◆ **Document passage**:

==================================================

Cloud Computing is moving from being “IT buzzword” to reasonable yet reliable way of deploying applications in the Internet. IT managers within companies are considering deploying some applications within cloud. A cloud-related trend that developers have been paying attention is the idea of “NoSQL“, a set of operational-data technologies based on non-relational concepts. “NoSQL” is “a sea change” idea to consider data storage options beyond the traditional SQL-based relational database.
Accordingly, a new set of open source distributed database is actively propping up to leverage the facilities and services provided through the cloud architecture. Thus, web applications and databases in cloud are undergoing major architectural changes to take advantage of the scalability provided by the cloud. This article is intended to provide insight on the NOSQL in the context of Cloud computing.
Face off ~ SQL, NOSQL & Cloud Computing
A key disadvantage of SQL Databases is the fact that SQL Databases are at a high abstraction level. This is a disadvantage because to do a single Statement, SQL often requires the data to be processed multiple times. This, of course, takes time and performance. For instance, multiple queries on SQL Data occur when there is a ‘Join’ operation. Cloud computing environments need high-performing and highly scalable databases.
NoSQL Databases are built without relations. But is it really that “good” to go for NoSQL Databases? A world without relations, no joins and pure scalability! NoSQL databases typically emphasize horizontal scalability via partitioning, putting them in a good position to leverage the elastic provisioning capabilities of the cloud.
The general definition of a NOSQL data store is that it manages data that is not strictly tabular and relational, so it does not make sense to use SQL for the creation and retrieval of the data. NOSQL data stores are usually non-relational, distributed, open-source, and horizontally scalable.
If we look at the big Platforms in the Web like Facebook or Twitter, there are some Datasets that do not need any relations. The challenge for NoSQL Databases is to keep the data consistent. Imagine the fact that a user deletes his or her account. If this is hosted on a NoSQL Database, all the tables have to check for any data the user has produced in the past. With NoSQL, this has to be done by code.
A major advantage of NoSQL Databases is the fact that Data replication can be done more easily then it would be with SQL Databases.
As there are no relations, Tables don’t necessary have to be on the same servers. Again, this allows better “scaling” than SQL Databases. Don’t forget: scaling is one of the key aspects in Cloud computing environments.
Another disadvantage of SQL databases is the fact that there is always a schema involved. Over time, requirements will definitely change and the database somehow has to support this new requirements. This can lead to serious problems. “Just imagine” the fact that applications need two extra fields to store data. Solving this issue with SQL Databases might get very hard. NoSQL databases support a changing environment for data and are a better solution in this case as well.
SQL Databases have the advantage over NoSQL Databases to have better support for “Business Intelligence”.

==================================================

◆ **Data lines**:
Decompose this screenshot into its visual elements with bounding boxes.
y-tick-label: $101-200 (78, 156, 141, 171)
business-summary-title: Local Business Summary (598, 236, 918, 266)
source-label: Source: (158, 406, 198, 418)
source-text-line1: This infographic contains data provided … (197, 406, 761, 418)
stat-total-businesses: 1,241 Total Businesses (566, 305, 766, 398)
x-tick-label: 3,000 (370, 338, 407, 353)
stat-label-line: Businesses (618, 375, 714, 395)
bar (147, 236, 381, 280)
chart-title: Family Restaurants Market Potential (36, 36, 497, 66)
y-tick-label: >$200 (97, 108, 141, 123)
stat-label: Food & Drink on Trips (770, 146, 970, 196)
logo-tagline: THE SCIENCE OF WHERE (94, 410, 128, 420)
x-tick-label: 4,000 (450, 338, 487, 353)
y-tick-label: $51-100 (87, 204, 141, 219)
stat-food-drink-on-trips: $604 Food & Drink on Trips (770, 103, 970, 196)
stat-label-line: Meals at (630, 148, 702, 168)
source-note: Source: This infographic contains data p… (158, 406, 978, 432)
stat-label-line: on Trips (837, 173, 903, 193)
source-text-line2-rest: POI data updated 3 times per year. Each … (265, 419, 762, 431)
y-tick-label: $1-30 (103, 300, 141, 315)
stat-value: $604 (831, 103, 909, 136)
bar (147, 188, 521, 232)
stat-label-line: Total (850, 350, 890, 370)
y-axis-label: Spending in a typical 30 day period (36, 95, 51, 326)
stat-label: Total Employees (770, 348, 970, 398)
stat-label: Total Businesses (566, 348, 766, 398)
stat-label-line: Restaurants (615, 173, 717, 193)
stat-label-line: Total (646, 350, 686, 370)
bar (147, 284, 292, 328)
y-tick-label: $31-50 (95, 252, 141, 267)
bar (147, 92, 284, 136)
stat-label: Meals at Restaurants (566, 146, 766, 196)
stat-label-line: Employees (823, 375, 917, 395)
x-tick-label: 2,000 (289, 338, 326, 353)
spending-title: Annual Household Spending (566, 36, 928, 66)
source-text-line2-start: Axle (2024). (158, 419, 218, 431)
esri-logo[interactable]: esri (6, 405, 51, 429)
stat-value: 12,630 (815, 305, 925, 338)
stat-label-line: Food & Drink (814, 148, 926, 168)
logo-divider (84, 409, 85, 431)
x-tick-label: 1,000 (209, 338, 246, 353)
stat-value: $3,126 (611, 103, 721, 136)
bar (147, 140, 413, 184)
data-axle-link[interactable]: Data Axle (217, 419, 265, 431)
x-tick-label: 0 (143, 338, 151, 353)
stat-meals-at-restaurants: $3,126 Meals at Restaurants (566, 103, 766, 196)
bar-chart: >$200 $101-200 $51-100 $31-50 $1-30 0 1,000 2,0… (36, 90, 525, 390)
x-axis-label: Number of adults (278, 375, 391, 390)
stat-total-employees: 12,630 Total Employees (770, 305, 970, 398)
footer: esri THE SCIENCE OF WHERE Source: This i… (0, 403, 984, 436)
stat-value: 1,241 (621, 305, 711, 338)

==================================================

◆ **What this exercise asks**:
- a) In the text on NoSQL and cloud computing, how must a NoSQL database handle checking every table for a user's past data after that user deletes the account?
- b) Decide whether each statement agrees with the text on NoSQL and cloud computing, answering yes or no and quoting the deciding words: (i) NoSQL data stores are usually open-source. (ii) NoSQL databases have better support for Business Intelligence than SQL databases. (iii) A join operation leads to multiple queries on SQL data.
- c) Write the next part of the text on NoSQL and cloud computing, continuing after its final sentence.

◆ **The results**:
- a) It has to be done by code.

- b)
(i) Yes: "NOSQL data stores are usually non-relational, distributed, open-source, and horizontally scalable."
(ii) No: "SQL Databases have the advantage over NoSQL Databases to have better support for “Business Intelligence”."
(iii) Yes: "multiple queries on SQL Data occur when there is a ‘Join’ operation."

- c)
Cloud Computing Platforms are made for a great number of people and potential customers. This means that there will be millions of queries over various tables, millions or even billions of read and write operations within seconds. SQL Databases are built to serve another market: the “business intelligence” one, where fewer queries are executed.
This implies that the way forward for many developers is a hybrid approach, with large sets of data stored in, ideally, cloud-scale NoSQL storage, and smaller specialized data remaining in relational databases. While this would seem to amplify management overhead, reducing the size and complexity of the relational side can drastically simplify things.
However, it is up to the Use-Case to identify if you want a NoSQL approach or if you better stay with SQL.
“NOSQL” Databases for Cloud
The NoSQL (or “not only SQL”) movement is defined by a simple premise: Use the solution that best suits the problem and objectives.
If the data structure is more appropriately accessed through key-value pairs, then the best solution is likely a dedicated key value pair database.
If the objective is to quickly find connections within data containing objects and relationships, then the best solution is a graph database that can get results without any need for translation (O/R mapping).
Today’s availability of numerous technologies that finally support this simple premise are helping to simplify the application environment and enable solutions that actually exceed the requirements, while also supporting performance and scalability objectives far into the future. Many cloud web applications have expanded beyond the sweet spot for these relational database technologies. Many applications demand availability, speed, and fault tolerance over consistency.
Although the original emergence of NOSQL data stores was motivated by web-scale data, the movement has grown to encompass a wide variety of data stores that just happen to not use SQL as their processing language. There is no general agreement on the taxonomy of NOSQL data stores, but the categories below capture much of the landscape.
Tabular / Columnar Data Stores
Storing sparse tabular data, these stores look most like traditional tabular databases. Their primary data retrieval paradigm utilizes column filters, generally leveraging hand-coded map-reduce algorithms.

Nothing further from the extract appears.